#### DADOS DA TAREFA:
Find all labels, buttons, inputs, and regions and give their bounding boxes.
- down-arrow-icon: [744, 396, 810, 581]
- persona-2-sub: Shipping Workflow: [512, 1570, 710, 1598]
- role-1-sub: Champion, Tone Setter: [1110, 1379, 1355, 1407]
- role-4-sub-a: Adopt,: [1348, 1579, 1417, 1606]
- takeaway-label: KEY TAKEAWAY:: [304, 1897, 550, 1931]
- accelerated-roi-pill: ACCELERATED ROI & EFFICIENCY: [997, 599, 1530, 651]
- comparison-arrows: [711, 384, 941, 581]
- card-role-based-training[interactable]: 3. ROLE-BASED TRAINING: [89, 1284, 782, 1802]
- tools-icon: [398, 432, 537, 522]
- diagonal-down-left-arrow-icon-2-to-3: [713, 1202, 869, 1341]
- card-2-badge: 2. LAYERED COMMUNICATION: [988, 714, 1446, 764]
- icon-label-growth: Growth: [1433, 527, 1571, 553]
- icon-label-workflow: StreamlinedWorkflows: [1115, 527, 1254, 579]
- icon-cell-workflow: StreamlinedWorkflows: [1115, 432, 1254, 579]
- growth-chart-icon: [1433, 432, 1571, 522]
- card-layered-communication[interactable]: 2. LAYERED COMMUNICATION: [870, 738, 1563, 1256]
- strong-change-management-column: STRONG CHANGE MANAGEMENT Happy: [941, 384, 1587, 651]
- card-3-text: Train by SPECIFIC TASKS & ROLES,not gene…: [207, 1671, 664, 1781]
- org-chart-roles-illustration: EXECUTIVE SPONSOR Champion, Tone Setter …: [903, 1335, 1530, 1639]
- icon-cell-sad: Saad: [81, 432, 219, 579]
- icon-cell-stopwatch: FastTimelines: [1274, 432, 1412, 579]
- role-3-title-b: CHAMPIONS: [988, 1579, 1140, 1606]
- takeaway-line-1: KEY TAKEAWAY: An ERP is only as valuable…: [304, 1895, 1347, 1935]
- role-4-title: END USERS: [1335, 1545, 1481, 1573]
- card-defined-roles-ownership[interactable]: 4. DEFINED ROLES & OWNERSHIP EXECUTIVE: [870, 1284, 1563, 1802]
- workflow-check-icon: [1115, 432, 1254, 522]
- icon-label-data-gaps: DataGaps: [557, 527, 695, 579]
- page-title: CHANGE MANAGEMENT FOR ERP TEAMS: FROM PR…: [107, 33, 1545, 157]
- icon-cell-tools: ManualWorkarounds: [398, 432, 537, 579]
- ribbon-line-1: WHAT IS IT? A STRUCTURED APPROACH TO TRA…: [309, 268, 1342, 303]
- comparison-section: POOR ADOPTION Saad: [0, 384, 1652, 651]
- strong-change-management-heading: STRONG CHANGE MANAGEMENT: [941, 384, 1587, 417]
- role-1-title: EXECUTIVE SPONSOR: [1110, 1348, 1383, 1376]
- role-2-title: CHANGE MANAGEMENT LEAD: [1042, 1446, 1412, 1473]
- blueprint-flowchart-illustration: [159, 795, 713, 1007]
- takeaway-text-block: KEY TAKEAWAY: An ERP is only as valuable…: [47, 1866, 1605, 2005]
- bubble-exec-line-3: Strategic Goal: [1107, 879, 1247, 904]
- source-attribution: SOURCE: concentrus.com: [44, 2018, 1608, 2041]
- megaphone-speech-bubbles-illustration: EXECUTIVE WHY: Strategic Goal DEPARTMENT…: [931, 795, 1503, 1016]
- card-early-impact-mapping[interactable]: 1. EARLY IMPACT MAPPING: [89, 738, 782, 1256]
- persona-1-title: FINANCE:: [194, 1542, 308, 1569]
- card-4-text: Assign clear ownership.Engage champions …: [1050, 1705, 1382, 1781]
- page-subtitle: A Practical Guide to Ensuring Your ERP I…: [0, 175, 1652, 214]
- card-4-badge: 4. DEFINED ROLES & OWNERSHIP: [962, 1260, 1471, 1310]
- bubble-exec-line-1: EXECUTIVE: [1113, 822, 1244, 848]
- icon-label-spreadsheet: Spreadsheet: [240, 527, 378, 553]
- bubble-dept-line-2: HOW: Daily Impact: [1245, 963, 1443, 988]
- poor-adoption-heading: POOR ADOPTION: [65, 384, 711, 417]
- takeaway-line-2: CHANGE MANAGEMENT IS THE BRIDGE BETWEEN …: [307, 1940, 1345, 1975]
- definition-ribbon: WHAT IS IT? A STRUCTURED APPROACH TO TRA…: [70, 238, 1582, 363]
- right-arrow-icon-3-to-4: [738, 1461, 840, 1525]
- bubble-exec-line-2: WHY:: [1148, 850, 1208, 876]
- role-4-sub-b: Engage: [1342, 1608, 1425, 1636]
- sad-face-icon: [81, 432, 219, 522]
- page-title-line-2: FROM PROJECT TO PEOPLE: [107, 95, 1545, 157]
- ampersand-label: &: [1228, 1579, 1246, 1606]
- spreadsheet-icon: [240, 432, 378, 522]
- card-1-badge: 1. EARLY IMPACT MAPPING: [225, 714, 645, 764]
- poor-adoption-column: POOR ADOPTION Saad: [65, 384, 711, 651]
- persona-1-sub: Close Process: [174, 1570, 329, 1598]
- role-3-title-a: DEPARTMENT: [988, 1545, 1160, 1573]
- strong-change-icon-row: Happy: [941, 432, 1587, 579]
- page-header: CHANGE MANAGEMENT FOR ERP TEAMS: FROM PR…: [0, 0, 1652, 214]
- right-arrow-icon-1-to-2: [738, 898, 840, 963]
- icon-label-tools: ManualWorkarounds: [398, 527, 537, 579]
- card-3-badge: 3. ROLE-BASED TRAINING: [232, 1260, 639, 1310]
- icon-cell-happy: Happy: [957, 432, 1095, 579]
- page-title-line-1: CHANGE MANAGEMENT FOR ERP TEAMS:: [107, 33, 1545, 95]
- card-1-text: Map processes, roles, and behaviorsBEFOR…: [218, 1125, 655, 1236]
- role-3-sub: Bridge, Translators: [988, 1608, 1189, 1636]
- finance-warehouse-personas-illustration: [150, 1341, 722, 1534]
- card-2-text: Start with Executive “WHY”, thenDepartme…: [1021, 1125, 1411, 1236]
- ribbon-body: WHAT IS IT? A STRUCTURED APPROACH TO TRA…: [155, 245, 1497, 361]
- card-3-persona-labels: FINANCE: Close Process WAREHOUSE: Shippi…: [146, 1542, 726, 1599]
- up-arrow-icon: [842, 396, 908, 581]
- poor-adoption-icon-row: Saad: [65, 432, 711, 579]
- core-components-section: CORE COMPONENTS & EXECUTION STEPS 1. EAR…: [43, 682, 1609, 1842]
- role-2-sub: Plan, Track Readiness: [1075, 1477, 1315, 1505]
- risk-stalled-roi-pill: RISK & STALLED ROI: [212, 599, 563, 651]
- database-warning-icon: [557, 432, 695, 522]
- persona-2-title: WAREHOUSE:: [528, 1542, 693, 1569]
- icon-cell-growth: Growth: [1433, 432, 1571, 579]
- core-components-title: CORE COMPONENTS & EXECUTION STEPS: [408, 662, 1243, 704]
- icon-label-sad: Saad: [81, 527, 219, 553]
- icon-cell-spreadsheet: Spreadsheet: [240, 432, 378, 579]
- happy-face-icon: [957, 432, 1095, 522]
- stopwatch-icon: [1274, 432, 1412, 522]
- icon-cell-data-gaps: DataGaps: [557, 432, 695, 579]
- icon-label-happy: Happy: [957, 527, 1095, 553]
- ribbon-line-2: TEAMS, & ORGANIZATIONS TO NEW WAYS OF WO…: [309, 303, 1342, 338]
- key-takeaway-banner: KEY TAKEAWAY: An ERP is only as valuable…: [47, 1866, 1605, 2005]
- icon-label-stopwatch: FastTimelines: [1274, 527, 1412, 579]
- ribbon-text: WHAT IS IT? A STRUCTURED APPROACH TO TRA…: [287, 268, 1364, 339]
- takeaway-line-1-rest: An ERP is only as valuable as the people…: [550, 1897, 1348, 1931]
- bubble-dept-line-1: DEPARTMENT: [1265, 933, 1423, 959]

#### ENUNCIADO DA TAREFA:
Substitua "LAYERED COMMUNICATION" por "MULTILEVEL COMMUNICATION" nas linhas que vão do início dos registros até a linha que contém "- strong-change-management-heading: STRONG", incluindo essa linha, e reproduza essas linhas sem nenhuma outra alteração.

#### RESULTADO DA TAREFA:
Find all labels, buttons, inputs, and regions and give their bounding boxes.
- down-arrow-icon: [744, 396, 810, 581]
- persona-2-sub: Shipping Workflow: [512, 1570, 710, 1598]
- role-1-sub: Champion, Tone Setter: [1110, 1379, 1355, 1407]
- role-4-sub-a: Adopt,: [1348, 1579, 1417, 1606]
- takeaway-label: KEY TAKEAWAY:: [304, 1897, 550, 1931]
- accelerated-roi-pill: ACCELERATED ROI & EFFICIENCY: [997, 599, 1530, 651]
- comparison-arrows: [711, 384, 941, 581]
- card-role-based-training[interactable]: 3. ROLE-BASED TRAINING: [89, 1284, 782, 1802]
- tools-icon: [398, 432, 537, 522]
- diagonal-down-left-arrow-icon-2-to-3: [713, 1202, 869, 1341]
- card-2-badge: 2. MULTILEVEL COMMUNICATION: [988, 714, 1446, 764]
- icon-label-growth: Growth: [1433, 527, 1571, 553]
- icon-label-workflow: StreamlinedWorkflows: [1115, 527, 1254, 579]
- icon-cell-workflow: StreamlinedWorkflows: [1115, 432, 1254, 579]
- growth-chart-icon: [1433, 432, 1571, 522]
- card-layered-communication[interactable]: 2. MULTILEVEL COMMUNICATION: [870, 738, 1563, 1256]
- strong-change-management-column: STRONG CHANGE MANAGEMENT Happy: [941, 384, 1587, 651]
- card-3-text: Train by SPECIFIC TASKS & ROLES,not gene…: [207, 1671, 664, 1781]
- org-chart-roles-illustration: EXECUTIVE SPONSOR Champion, Tone Setter …: [903, 1335, 1530, 1639]
- icon-cell-sad: Saad: [81, 432, 219, 579]
- icon-cell-stopwatch: FastTimelines: [1274, 432, 1412, 579]
- role-3-title-b: CHAMPIONS: [988, 1579, 1140, 1606]
- takeaway-line-1: KEY TAKEAWAY: An ERP is only as valuable…: [304, 1895, 1347, 1935]
- role-4-title: END USERS: [1335, 1545, 1481, 1573]
- card-defined-roles-ownership[interactable]: 4. DEFINED ROLES & OWNERSHIP EXECUTIVE: [870, 1284, 1563, 1802]
- workflow-check-icon: [1115, 432, 1254, 522]
- icon-label-data-gaps: DataGaps: [557, 527, 695, 579]
- page-title: CHANGE MANAGEMENT FOR ERP TEAMS: FROM PR…: [107, 33, 1545, 157]
- icon-cell-tools: ManualWorkarounds: [398, 432, 537, 579]
- ribbon-line-1: WHAT IS IT? A STRUCTURED APPROACH TO TRA…: [309, 268, 1342, 303]
- comparison-section: POOR ADOPTION Saad: [0, 384, 1652, 651]
- strong-change-management-heading: STRONG CHANGE MANAGEMENT: [941, 384, 1587, 417]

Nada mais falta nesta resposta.